--- start DATA SHOWN ---
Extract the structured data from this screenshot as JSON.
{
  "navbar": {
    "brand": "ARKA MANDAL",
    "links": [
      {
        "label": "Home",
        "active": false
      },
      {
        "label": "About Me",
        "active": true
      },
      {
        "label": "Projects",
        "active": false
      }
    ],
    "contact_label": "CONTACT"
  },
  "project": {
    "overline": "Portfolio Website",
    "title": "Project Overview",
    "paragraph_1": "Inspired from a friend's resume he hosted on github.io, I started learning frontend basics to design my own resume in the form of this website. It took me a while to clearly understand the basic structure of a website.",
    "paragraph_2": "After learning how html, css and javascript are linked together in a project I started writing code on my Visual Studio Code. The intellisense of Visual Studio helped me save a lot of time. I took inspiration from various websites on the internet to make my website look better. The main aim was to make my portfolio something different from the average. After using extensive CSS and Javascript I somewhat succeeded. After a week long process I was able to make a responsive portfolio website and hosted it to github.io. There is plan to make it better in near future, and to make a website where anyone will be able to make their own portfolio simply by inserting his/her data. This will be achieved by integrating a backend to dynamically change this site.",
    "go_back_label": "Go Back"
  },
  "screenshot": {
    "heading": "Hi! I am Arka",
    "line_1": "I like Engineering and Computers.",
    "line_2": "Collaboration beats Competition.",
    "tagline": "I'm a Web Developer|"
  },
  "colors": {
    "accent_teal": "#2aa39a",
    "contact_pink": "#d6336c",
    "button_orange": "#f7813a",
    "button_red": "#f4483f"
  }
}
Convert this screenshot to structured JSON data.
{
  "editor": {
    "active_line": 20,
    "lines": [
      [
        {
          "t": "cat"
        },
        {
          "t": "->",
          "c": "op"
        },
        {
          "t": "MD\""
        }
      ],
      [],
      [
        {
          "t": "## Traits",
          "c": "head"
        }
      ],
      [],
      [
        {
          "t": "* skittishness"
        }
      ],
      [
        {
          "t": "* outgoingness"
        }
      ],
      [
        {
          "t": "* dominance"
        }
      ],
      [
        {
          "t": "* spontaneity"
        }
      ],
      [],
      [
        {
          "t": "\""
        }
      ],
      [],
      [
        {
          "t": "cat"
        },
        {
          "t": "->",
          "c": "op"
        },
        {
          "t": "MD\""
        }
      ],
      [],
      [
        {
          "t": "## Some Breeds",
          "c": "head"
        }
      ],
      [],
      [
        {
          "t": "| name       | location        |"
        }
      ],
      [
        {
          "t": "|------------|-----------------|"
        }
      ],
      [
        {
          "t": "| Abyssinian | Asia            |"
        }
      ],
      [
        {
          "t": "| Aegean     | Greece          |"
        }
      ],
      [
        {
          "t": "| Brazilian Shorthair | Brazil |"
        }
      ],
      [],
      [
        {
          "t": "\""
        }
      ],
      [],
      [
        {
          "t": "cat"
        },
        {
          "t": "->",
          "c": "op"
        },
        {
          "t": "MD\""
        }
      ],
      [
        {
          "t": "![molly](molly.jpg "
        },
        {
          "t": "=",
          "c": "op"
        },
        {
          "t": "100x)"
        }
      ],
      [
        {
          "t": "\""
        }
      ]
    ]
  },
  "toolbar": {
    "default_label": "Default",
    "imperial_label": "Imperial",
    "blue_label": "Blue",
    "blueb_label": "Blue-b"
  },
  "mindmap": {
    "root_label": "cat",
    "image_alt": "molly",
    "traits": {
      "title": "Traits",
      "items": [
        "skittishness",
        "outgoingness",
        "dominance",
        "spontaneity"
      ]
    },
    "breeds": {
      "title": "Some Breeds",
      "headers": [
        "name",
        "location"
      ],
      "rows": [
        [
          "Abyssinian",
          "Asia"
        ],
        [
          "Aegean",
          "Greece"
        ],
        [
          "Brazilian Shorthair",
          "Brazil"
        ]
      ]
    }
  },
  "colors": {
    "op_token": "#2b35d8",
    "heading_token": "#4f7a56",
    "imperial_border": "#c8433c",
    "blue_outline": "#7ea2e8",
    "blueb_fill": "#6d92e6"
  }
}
--- end DATA SHOWN ---
_WHAT TO DO:_ Transcribe the material above word for word.

_EXPECTED ANSWER:_
Extract the structured data from this screenshot as JSON.
{
  "navbar": {
    "brand": "ARKA MANDAL",
    "links": [
      {
        "label": "Home",
        "active": false
      },
      {
        "label": "About Me",
        "active": true
      },
      {
        "label": "Projects",
        "active": false
      }
    ],
    "contact_label": "CONTACT"
  },
  "project": {
    "overline": "Portfolio Website",
    "title": "Project Overview",
    "paragraph_1": "Inspired from a friend's resume he hosted on github.io, I started learning frontend basics to design my own resume in the form of this website. It took me a while to clearly understand the basic structure of a website.",
    "paragraph_2": "After learning how html, css and javascript are linked together in a project I started writing code on my Visual Studio Code. The intellisense of Visual Studio helped me save a lot of time. I took inspiration from various websites on the internet to make my website look better. The main aim was to make my portfolio something different from the average. After using extensive CSS and Javascript I somewhat succeeded. After a week long process I was able to make a responsive portfolio website and hosted it to github.io. There is plan to make it better in near future, and to make a website where anyone will be able to make their own portfolio simply by inserting his/her data. This will be achieved by integrating a backend to dynamically change this site.",
    "go_back_label": "Go Back"
  },
  "screenshot": {
    "heading": "Hi! I am Arka",
    "line_1": "I like Engineering and Computers.",
    "line_2": "Collaboration beats Competition.",
    "tagline": "I'm a Web Developer|"
  },
  "colors": {
    "accent_teal": "#2aa39a",
    "contact_pink": "#d6336c",
    "button_orange": "#f7813a",
    "button_red": "#f4483f"
  }
}
Convert this screenshot to structured JSON data.
{
  "editor": {
    "active_line": 20,
    "lines": [
      [
        {
          "t": "cat"
        },
        {
          "t": "->",
          "c": "op"
        },
        {
          "t": "MD\""
        }
      ],
      [],
      [
        {
          "t": "## Traits",
          "c": "head"
        }
      ],
      [],
      [
        {
          "t": "* skittishness"
        }
      ],
      [
        {
          "t": "* outgoingness"
        }
      ],
      [
        {
          "t": "* dominance"
        }
      ],
      [
        {
          "t": "* spontaneity"
        }
      ],
      [],
      [
        {
          "t": "\""
        }
      ],
      [],
      [
        {
          "t": "cat"
        },
        {
          "t": "->",
          "c": "op"
        },
        {
          "t": "MD\""
        }
      ],
      [],
      [
        {
          "t": "## Some Breeds",
          "c": "head"
        }
      ],
      [],
      [
        {
          "t": "| name       | location        |"
        }
      ],
      [
        {
          "t": "|------------|-----------------|"
        }
      ],
      [
        {
          "t": "| Abyssinian | Asia            |"
        }
      ],
      [
        {
          "t": "| Aegean     | Greece          |"
        }
      ],
      [
        {
          "t": "| Brazilian Shorthair | Brazil |"
        }
      ],
      [],
      [
        {
          "t": "\""
        }
      ],
      [],
      [
        {
          "t": "cat"
        },
        {
          "t": "->",
          "c": "op"
        },
        {
          "t": "MD\""
        }
      ],
      [
        {
          "t": "![molly](molly.jpg "
        },
        {
          "t": "=",
          "c": "op"
        },
        {
          "t": "100x)"
        }
      ],
      [
        {
          "t": "\""
        }
      ]
    ]
  },
  "toolbar": {
    "default_label": "Default",
    "imperial_label": "Imperial",
    "blue_label": "Blue",
    "blueb_label": "Blue-b"
  },
  "mindmap": {
    "root_label": "cat",
    "image_alt": "molly",
    "traits": {
      "title": "Traits",
      "items": [
        "skittishness",
        "outgoingness",
        "dominance",
        "spontaneity"
      ]
    },
    "breeds": {
      "title": "Some Breeds",
      "headers": [
        "name",
        "location"
      ],
      "rows": [
        [
          "Abyssinian",
          "Asia"
        ],
        [
          "Aegean",
          "Greece"
        ],
        [
          "Brazilian Shorthair",
          "Brazil"
        ]
      ]
    }
  },
  "colors": {
    "op_token": "#2b35d8",
    "heading_token": "#4f7a56",
    "imperial_border": "#c8433c",
    "blue_outline": "#7ea2e8",
    "blueb_fill": "#6d92e6"
  }
}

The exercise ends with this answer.